◆ **TASK GOAL**
Reproduce each record below exactly as written.

◆ **RECORDS PROVIDED**
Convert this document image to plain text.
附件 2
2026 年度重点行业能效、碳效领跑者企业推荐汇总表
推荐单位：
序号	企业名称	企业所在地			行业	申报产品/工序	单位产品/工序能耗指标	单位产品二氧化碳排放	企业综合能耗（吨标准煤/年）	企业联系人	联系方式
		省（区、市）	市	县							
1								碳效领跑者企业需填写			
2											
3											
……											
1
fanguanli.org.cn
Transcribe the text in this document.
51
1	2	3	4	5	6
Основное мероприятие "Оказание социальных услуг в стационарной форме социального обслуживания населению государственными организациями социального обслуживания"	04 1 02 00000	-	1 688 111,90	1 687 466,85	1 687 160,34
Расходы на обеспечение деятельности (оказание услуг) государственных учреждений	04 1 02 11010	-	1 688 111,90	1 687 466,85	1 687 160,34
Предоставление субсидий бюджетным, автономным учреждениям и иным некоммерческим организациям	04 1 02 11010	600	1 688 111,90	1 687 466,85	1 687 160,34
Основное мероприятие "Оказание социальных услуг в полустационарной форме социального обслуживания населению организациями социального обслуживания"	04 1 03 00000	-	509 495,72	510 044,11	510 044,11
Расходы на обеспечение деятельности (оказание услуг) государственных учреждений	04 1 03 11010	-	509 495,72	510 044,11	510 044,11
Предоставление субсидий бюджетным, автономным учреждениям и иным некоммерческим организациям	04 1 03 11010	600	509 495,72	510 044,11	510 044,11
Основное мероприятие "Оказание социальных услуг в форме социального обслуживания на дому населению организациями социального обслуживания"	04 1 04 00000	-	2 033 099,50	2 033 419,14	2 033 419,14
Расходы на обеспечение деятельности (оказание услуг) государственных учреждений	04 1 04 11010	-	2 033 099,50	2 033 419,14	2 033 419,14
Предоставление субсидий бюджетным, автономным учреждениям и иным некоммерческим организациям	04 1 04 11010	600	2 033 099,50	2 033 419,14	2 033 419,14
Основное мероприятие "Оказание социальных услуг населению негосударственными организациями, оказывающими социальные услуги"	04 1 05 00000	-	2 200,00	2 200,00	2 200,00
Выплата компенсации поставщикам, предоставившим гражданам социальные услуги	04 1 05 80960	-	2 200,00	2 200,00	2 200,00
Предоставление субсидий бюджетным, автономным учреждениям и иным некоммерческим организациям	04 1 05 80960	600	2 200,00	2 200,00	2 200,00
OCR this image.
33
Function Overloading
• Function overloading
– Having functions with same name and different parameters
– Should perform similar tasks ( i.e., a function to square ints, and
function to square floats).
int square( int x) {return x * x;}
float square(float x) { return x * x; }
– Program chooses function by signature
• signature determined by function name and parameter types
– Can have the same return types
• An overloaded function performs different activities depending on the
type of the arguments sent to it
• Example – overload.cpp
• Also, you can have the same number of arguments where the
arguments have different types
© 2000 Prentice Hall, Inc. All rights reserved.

◆ **ANSWER TO THE PROBLEM**
Convert this document image to plain text.
附件 2
2026 年度重点行业能效、碳效领跑者企业推荐汇总表
推荐单位：
序号	企业名称	企业所在地			行业	申报产品/工序	单位产品/工序能耗指标	单位产品二氧化碳排放	企业综合能耗（吨标准煤/年）	企业联系人	联系方式
		省（区、市）	市	县							
1								碳效领跑者企业需填写			
2											
3											
……											
1
fanguanli.org.cn
Transcribe the text in this document.
51
1	2	3	4	5	6
Основное мероприятие "Оказание социальных услуг в стационарной форме социального обслуживания населению государственными организациями социального обслуживания"	04 1 02 00000	-	1 688 111,90	1 687 466,85	1 687 160,34
Расходы на обеспечение деятельности (оказание услуг) государственных учреждений	04 1 02 11010	-	1 688 111,90	1 687 466,85	1 687 160,34
Предоставление субсидий бюджетным, автономным учреждениям и иным некоммерческим организациям	04 1 02 11010	600	1 688 111,90	1 687 466,85	1 687 160,34
Основное мероприятие "Оказание социальных услуг в полустационарной форме социального обслуживания населению организациями социального обслуживания"	04 1 03 00000	-	509 495,72	510 044,11	510 044,11
Расходы на обеспечение деятельности (оказание услуг) государственных учреждений	04 1 03 11010	-	509 495,72	510 044,11	510 044,11
Предоставление субсидий бюджетным, автономным учреждениям и иным некоммерческим организациям	04 1 03 11010	600	509 495,72	510 044,11	510 044,11
Основное мероприятие "Оказание социальных услуг в форме социального обслуживания на дому населению организациями социального обслуживания"	04 1 04 00000	-	2 033 099,50	2 033 419,14	2 033 419,14
Расходы на обеспечение деятельности (оказание услуг) государственных учреждений	04 1 04 11010	-	2 033 099,50	2 033 419,14	2 033 419,14
Предоставление субсидий бюджетным, автономным учреждениям и иным некоммерческим организациям	04 1 04 11010	600	2 033 099,50	2 033 419,14	2 033 419,14
Основное мероприятие "Оказание социальных услуг населению негосударственными организациями, оказывающими социальные услуги"	04 1 05 00000	-	2 200,00	2 200,00	2 200,00
Выплата компенсации поставщикам, предоставившим гражданам социальные услуги	04 1 05 80960	-	2 200,00	2 200,00	2 200,00
Предоставление субсидий бюджетным, автономным учреждениям и иным некоммерческим организациям	04 1 05 80960	600	2 200,00	2 200,00	2 200,00
OCR this image.
33
Function Overloading
• Function overloading
– Having functions with same name and different parameters
– Should perform similar tasks ( i.e., a function to square ints, and
function to square floats).
int square( int x) {return x * x;}
float square(float x) { return x * x; }
– Program chooses function by signature
• signature determined by function name and parameter types
– Can have the same return types
• An overloaded function performs different activities depending on the
type of the arguments sent to it
• Example – overload.cpp
• Also, you can have the same number of arguments where the
arguments have different types
© 2000 Prentice Hall, Inc. All rights reserved.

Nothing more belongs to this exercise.